**Set exercise:** Tally the lines that contain "value" and report the total alone.

**Input data:**
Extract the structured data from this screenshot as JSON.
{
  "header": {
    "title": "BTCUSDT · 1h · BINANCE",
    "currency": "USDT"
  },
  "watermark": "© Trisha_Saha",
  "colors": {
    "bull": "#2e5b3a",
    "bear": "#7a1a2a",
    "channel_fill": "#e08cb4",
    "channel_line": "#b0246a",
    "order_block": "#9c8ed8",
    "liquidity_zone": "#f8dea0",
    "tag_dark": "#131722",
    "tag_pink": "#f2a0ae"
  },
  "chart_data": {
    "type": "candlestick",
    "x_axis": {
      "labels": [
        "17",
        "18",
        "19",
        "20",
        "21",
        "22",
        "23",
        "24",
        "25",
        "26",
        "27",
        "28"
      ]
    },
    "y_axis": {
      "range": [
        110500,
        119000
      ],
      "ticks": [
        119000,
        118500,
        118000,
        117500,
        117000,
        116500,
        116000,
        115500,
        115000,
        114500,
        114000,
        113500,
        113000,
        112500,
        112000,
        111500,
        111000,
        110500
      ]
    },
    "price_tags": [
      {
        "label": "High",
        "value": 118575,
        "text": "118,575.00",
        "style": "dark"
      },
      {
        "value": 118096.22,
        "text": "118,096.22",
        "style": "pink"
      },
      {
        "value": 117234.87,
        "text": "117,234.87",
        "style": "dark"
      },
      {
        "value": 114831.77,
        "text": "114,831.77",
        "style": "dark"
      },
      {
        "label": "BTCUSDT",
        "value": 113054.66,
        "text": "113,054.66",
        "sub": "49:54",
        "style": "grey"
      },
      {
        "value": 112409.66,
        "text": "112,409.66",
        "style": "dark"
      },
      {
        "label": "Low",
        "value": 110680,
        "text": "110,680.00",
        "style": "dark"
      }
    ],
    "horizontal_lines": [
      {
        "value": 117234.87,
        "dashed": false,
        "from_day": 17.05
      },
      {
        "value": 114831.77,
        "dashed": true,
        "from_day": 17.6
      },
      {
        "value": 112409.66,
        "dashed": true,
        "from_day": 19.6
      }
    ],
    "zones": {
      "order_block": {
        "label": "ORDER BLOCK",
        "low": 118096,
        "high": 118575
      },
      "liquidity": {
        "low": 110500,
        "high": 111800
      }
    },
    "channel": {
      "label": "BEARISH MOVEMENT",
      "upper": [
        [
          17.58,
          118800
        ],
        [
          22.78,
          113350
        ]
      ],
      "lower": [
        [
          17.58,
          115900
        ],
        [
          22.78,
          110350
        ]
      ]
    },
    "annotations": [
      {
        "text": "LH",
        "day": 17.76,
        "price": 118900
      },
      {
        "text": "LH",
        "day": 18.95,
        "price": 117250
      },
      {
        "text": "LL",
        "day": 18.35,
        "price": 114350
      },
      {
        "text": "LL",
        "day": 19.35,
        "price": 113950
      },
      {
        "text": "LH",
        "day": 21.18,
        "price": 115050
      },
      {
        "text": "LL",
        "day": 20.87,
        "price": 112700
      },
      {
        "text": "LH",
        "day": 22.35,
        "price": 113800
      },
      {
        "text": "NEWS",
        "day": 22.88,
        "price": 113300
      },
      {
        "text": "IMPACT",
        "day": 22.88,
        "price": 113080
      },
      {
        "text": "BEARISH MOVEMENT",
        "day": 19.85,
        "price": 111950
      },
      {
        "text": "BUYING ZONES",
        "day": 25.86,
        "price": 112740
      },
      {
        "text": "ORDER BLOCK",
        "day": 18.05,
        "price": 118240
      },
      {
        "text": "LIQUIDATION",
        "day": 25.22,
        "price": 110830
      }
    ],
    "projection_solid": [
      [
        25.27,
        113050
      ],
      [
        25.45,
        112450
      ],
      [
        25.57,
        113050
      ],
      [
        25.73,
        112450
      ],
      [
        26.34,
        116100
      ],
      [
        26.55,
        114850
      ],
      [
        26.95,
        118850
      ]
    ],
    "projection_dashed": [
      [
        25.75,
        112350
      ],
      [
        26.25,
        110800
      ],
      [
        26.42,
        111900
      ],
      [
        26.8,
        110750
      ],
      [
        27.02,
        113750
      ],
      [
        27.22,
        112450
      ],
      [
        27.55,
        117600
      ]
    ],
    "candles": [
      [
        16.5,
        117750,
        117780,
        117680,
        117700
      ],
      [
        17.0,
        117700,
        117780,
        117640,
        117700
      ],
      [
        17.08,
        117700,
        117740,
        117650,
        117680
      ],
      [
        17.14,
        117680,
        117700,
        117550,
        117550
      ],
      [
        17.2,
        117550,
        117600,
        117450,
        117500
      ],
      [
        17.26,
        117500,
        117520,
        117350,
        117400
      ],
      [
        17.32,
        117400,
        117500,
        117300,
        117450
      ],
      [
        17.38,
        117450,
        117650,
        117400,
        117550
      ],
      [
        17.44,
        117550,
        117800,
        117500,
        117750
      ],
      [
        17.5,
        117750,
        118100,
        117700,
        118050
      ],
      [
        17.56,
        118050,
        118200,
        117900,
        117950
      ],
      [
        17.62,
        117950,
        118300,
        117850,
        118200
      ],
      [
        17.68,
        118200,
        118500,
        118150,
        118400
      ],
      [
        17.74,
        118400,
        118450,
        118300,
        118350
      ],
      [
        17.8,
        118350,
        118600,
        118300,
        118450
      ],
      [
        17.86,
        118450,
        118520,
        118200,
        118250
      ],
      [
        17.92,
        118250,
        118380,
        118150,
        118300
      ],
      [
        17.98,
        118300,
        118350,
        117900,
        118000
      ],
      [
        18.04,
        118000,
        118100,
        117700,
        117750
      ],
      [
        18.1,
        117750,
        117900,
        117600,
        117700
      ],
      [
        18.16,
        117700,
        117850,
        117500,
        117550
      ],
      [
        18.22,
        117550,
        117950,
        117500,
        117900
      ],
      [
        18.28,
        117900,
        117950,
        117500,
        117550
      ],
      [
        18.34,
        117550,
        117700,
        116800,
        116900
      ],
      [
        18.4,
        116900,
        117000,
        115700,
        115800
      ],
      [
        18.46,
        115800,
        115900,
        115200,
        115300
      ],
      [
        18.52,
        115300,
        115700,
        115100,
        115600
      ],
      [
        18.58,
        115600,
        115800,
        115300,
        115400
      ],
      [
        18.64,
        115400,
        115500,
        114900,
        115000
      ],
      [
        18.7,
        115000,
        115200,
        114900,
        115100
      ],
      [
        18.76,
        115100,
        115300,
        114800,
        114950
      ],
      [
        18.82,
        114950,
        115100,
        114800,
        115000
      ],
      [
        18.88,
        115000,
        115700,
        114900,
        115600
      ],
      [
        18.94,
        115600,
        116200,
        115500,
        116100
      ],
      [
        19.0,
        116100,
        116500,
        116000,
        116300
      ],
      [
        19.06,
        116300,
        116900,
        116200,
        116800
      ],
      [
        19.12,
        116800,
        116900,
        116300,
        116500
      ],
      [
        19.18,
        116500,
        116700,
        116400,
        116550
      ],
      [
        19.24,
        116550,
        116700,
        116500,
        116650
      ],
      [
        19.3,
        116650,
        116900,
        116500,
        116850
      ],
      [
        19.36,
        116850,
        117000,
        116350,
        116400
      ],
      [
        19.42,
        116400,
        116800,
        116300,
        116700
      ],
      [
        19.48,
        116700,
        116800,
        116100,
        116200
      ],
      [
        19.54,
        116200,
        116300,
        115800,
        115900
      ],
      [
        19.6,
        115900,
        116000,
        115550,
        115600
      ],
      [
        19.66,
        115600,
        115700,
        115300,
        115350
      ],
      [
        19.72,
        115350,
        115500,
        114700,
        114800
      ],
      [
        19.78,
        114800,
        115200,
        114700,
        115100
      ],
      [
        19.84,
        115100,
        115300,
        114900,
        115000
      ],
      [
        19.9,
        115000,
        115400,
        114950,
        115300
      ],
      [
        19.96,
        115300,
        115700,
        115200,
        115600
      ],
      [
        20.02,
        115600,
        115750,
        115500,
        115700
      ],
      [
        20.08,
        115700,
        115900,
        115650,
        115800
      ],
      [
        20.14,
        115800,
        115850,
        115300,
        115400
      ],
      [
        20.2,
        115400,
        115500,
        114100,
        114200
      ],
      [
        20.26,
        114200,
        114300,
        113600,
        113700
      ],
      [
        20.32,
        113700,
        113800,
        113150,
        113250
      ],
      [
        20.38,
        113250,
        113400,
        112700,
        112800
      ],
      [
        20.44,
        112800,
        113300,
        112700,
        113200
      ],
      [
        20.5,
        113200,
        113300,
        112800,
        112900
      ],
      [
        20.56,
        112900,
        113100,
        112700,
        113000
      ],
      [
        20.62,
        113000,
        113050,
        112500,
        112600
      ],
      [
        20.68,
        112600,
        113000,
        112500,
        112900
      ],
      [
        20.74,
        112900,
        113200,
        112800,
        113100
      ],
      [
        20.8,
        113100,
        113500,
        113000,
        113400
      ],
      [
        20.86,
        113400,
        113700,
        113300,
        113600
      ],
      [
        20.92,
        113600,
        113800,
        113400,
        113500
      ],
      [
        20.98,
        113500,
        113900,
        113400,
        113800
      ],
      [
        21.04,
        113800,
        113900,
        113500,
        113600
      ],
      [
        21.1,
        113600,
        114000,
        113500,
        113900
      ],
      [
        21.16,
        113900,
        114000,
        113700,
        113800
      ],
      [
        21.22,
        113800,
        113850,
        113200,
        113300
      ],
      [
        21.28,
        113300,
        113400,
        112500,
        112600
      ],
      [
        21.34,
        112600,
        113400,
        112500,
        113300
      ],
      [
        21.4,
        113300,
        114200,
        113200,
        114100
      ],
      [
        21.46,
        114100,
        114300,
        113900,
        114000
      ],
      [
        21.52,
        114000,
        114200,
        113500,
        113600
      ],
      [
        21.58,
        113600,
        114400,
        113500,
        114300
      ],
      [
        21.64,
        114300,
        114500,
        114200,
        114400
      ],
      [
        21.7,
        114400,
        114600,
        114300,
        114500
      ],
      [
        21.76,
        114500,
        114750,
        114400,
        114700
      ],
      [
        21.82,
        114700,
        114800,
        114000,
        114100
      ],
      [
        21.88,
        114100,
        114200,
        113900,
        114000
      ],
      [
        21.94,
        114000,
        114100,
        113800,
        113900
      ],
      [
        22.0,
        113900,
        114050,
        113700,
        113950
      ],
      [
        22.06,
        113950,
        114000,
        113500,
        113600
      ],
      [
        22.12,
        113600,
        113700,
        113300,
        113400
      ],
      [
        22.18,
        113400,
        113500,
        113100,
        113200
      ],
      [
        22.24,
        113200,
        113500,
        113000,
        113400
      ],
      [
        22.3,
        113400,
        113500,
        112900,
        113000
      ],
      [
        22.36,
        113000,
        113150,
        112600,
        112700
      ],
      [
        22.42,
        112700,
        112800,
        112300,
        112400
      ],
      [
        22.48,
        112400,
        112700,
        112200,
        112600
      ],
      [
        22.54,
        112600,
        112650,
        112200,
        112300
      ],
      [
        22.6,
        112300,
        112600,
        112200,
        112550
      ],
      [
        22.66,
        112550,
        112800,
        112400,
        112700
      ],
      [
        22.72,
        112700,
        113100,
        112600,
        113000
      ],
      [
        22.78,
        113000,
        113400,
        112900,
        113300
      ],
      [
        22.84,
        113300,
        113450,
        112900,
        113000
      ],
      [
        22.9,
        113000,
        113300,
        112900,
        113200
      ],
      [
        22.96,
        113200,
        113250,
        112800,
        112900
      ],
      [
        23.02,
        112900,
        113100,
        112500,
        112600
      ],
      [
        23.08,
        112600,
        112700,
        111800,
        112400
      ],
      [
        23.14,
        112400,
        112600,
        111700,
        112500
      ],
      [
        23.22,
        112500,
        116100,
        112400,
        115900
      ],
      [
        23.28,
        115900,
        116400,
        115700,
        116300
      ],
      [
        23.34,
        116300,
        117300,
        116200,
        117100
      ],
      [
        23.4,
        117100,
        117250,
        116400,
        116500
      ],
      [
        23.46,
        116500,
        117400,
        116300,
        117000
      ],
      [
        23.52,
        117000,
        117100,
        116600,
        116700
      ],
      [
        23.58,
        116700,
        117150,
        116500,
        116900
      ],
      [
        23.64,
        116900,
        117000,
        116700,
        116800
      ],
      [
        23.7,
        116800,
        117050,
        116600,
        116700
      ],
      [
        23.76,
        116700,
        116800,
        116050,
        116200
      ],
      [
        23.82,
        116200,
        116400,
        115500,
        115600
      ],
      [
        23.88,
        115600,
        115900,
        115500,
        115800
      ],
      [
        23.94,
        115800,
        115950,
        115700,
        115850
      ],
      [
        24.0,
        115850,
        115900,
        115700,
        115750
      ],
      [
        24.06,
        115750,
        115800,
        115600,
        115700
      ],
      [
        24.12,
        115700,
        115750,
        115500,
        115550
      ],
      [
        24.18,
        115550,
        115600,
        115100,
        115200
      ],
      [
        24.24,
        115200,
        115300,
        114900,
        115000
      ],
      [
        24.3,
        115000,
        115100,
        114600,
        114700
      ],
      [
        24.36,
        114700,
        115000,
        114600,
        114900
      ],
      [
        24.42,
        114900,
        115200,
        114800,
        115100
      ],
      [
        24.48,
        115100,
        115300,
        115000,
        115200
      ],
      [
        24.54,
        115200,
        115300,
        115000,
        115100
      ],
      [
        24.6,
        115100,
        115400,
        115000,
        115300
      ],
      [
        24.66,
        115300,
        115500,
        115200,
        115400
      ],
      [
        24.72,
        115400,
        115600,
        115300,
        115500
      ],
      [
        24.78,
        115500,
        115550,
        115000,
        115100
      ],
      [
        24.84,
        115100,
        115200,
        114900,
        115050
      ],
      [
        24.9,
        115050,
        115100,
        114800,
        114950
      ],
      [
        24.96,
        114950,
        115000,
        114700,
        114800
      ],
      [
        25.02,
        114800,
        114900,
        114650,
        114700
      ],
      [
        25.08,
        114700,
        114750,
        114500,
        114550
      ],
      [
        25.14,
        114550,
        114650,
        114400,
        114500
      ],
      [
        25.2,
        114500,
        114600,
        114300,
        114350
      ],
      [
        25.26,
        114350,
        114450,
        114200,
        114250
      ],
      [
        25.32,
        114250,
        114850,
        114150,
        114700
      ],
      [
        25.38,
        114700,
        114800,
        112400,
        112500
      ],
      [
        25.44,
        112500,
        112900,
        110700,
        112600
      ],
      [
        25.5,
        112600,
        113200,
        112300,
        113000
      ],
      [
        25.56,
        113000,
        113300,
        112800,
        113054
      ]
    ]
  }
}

**Finished task:** 10